» **PAGE**:
Weaponizing the Groovy script console: Bindshells & base64 tool transfers

__OVERVIEW
Have you ever been in an engagement or CTF where you finally find a Groovy script console… and then discover outbound connections are blocked? or you can’t get tools to the target using built in upload methods?
Over the next few minutes I’ll show a practical, repeatable approach for turning a Groovy console into a persistent, multithreaded JSP bind shell that lives in the webroot and how to transfer binary tools via base64 encoding (small and large size). this guide serves as a proof of concept, the shell in here is not secure enough for opsec, but it’s a starting point for you to build upon.
Quick Referesher on bind shells:

The top side shows a bind shell: the victim host runs a listener (a shell bound to a TCP port) and the attacker connects into that listener to gain interactive access. The bottom side shows a reverse shell: the attacker runs the listener and the victim initiates an outbound connection back to the attacker, delivering a shell to the attacker’s listener.
Reverse shells are the go-to for many red-teamers because they slip out through egress and work around NAT. But when outgoing traffic is tightly restricted (egress-blocked/proxied), you need a plan B. that’s when I focus on bind shells. In short: a bind shell makes the target listen and waits for an inbound connection. It trades the egress dependency of a reverse shell for a requirement that you can reach the host inbound (or via a pivot you control). That trade can be exactly what you need when defenders have locked down outbound channels.
Groovy Console to Bind Shell:

When your RCE is limited to a Groovy-style script console (Jenkins, Liferay, etc.) and the target cannot reach back to you, the console itself becomes your primary file-system and transfer channel. This post focuses on turning that console access into a stable way to read/write files,and drop tools. Treat the console like a tiny development environment on the target: you can list folders, create files, and write binary blobs (via base64) into disk locations the web server will execute or serve.
Deploying the bind shell:
high level steps:
- Discover writable paths (where you can save files that persist and potentially get executed or served).

» **THE TASKS**:
(1) Reproduce the Groovy console post word for word, starting with "Over the next" and going on through "the attacker’s listener.".
(2) Decide whether each statement agrees with the Groovy console post, answering yes or no and quoting the deciding words: (a) In a bind shell, the victim host runs the listener. (b) The shell shown in the post is secure enough for opsec. (c) A bind shell removes any need to reach the target host inbound.

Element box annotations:
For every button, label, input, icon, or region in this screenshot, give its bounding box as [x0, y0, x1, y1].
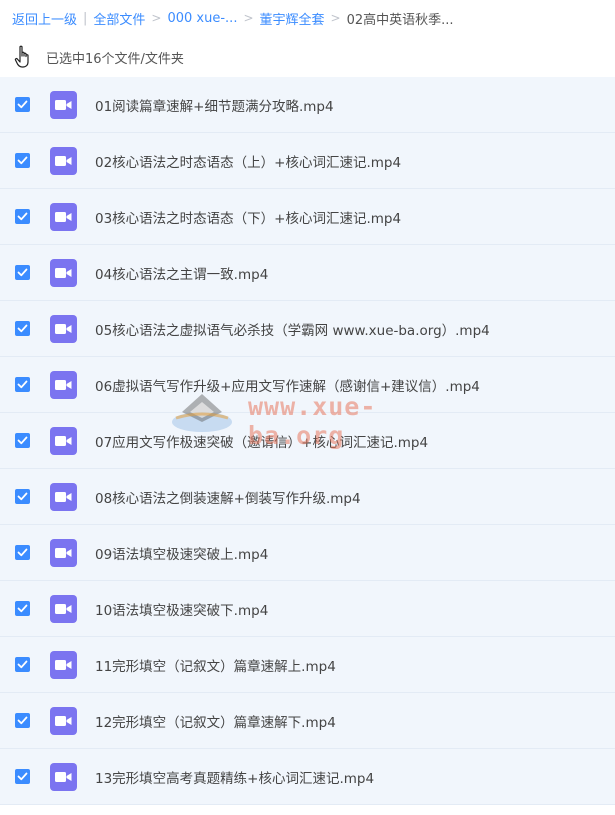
checkbox-checked-icon[interactable] — [15, 433, 30, 448]
checkbox-checked-icon[interactable] — [15, 97, 30, 112]
file-name[interactable]: 01阅读篇章速解+细节题满分攻略.mp4 — [95, 95, 334, 115]
video-file-icon — [50, 91, 77, 119]
file-row[interactable]: 02核心语法之时态语态（上）+核心词汇速记.mp4 — [0, 133, 615, 189]
breadcrumb-divider: | — [83, 10, 88, 26]
breadcrumb-level2[interactable]: 董宇辉全套 — [260, 9, 325, 28]
file-name[interactable]: 07应用文写作极速突破（邀请信）+核心词汇速记.mp4 — [95, 431, 428, 451]
file-row[interactable]: 07应用文写作极速突破（邀请信）+核心词汇速记.mp4 — [0, 413, 615, 469]
checkbox-checked-icon[interactable] — [15, 657, 30, 672]
file-row[interactable]: 08核心语法之倒装速解+倒装写作升级.mp4 — [0, 469, 615, 525]
checkbox-checked-icon[interactable] — [15, 321, 30, 336]
file-row[interactable]: 04核心语法之主谓一致.mp4 — [0, 245, 615, 301]
video-file-icon — [50, 315, 77, 343]
breadcrumb-all-files[interactable]: 全部文件 — [93, 9, 145, 28]
file-name[interactable]: 03核心语法之时态语态（下）+核心词汇速记.mp4 — [95, 207, 401, 227]
checkbox-checked-icon[interactable] — [15, 489, 30, 504]
file-name[interactable]: 09语法填空极速突破上.mp4 — [95, 543, 268, 563]
file-name[interactable]: 05核心语法之虚拟语气必杀技（学霸网 www.xue-ba.org）.mp4 — [95, 319, 490, 339]
breadcrumb-level1[interactable]: 000 xue-... — [167, 11, 237, 26]
checkbox-checked-icon[interactable] — [15, 545, 30, 560]
file-row[interactable]: 10语法填空极速突破下.mp4 — [0, 581, 615, 637]
breadcrumb-separator: > — [243, 11, 254, 25]
breadcrumb: 返回上一级 | 全部文件 > 000 xue-... > 董宇辉全套 > 02高… — [12, 8, 454, 28]
video-file-icon — [50, 259, 77, 287]
checkbox-checked-icon[interactable] — [15, 209, 30, 224]
file-row[interactable]: 01阅读篇章速解+细节题满分攻略.mp4 — [0, 77, 615, 133]
video-file-icon — [50, 147, 77, 175]
file-name[interactable]: 02核心语法之时态语态（上）+核心词汇速记.mp4 — [95, 151, 401, 171]
video-file-icon — [50, 595, 77, 623]
checkbox-checked-icon[interactable] — [15, 153, 30, 168]
file-list: 01阅读篇章速解+细节题满分攻略.mp4 02核心语法之时态语态（上）+核心词汇速… — [0, 77, 615, 805]
video-file-icon — [50, 427, 77, 455]
file-name[interactable]: 06虚拟语气写作升级+应用文写作速解（感谢信+建议信）.mp4 — [95, 375, 480, 395]
file-row[interactable]: 12完形填空（记叙文）篇章速解下.mp4 — [0, 693, 615, 749]
breadcrumb-current: 02高中英语秋季... — [346, 12, 454, 28]
selection-count-text: 已选中16个文件/文件夹 — [46, 52, 184, 67]
checkbox-checked-icon[interactable] — [15, 713, 30, 728]
checkbox-checked-icon[interactable] — [15, 769, 30, 784]
file-name[interactable]: 12完形填空（记叙文）篇章速解下.mp4 — [95, 711, 336, 731]
file-name[interactable]: 04核心语法之主谓一致.mp4 — [95, 263, 268, 283]
checkbox-checked-icon[interactable] — [15, 601, 30, 616]
video-file-icon — [50, 763, 77, 791]
video-file-icon — [50, 707, 77, 735]
breadcrumb-separator: > — [330, 11, 341, 25]
checkbox-checked-icon[interactable] — [15, 377, 30, 392]
file-row[interactable]: 09语法填空极速突破上.mp4 — [0, 525, 615, 581]
hand-cursor-icon — [14, 45, 34, 69]
selection-bar: 已选中16个文件/文件夹 — [0, 40, 615, 74]
file-name[interactable]: 11完形填空（记叙文）篇章速解上.mp4 — [95, 655, 336, 675]
video-file-icon — [50, 203, 77, 231]
breadcrumb-separator: > — [151, 11, 162, 25]
file-name[interactable]: 10语法填空极速突破下.mp4 — [95, 599, 268, 619]
video-file-icon — [50, 651, 77, 679]
file-name[interactable]: 08核心语法之倒装速解+倒装写作升级.mp4 — [95, 487, 361, 507]
file-row[interactable]: 13完形填空高考真题精练+核心词汇速记.mp4 — [0, 749, 615, 805]
video-file-icon — [50, 539, 77, 567]
checkbox-checked-icon[interactable] — [15, 265, 30, 280]
back-link[interactable]: 返回上一级 — [12, 9, 77, 28]
file-row[interactable]: 06虚拟语气写作升级+应用文写作速解（感谢信+建议信）.mp4 — [0, 357, 615, 413]
file-row[interactable]: 11完形填空（记叙文）篇章速解上.mp4 — [0, 637, 615, 693]
video-file-icon — [50, 371, 77, 399]
video-file-icon — [50, 483, 77, 511]
file-row[interactable]: 03核心语法之时态语态（下）+核心词汇速记.mp4 — [0, 189, 615, 245]
file-row[interactable]: 05核心语法之虚拟语气必杀技（学霸网 www.xue-ba.org）.mp4 — [0, 301, 615, 357]
file-name[interactable]: 13完形填空高考真题精练+核心词汇速记.mp4 — [95, 767, 374, 787]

» **THE SOLUTIONS**:
(1)
Over the next few minutes I’ll show a practical, repeatable approach for turning a Groovy console into a persistent, multithreaded JSP bind shell that lives in the webroot and how to transfer binary tools via base64 encoding (small and large size). this guide serves as a proof of concept, the shell in here is not secure enough for opsec, but it’s a starting point for you to build upon.
Quick Referesher on bind shells:

The top side shows a bind shell: the victim host runs a listener (a shell bound to a TCP port) and the attacker connects into that listener to gain interactive access. The bottom side shows a reverse shell: the attacker runs the listener and the victim initiates an outbound connection back to the attacker, delivering a shell to the attacker’s listener.

(2)
(a) Yes: "the victim host runs a listener (a shell bound to a TCP port)"
(b) No: "the shell in here is not secure enough for opsec"
(c) No: "It trades the egress dependency of a reverse shell for a requirement that you can reach the host inbound (or via a pivot you control)."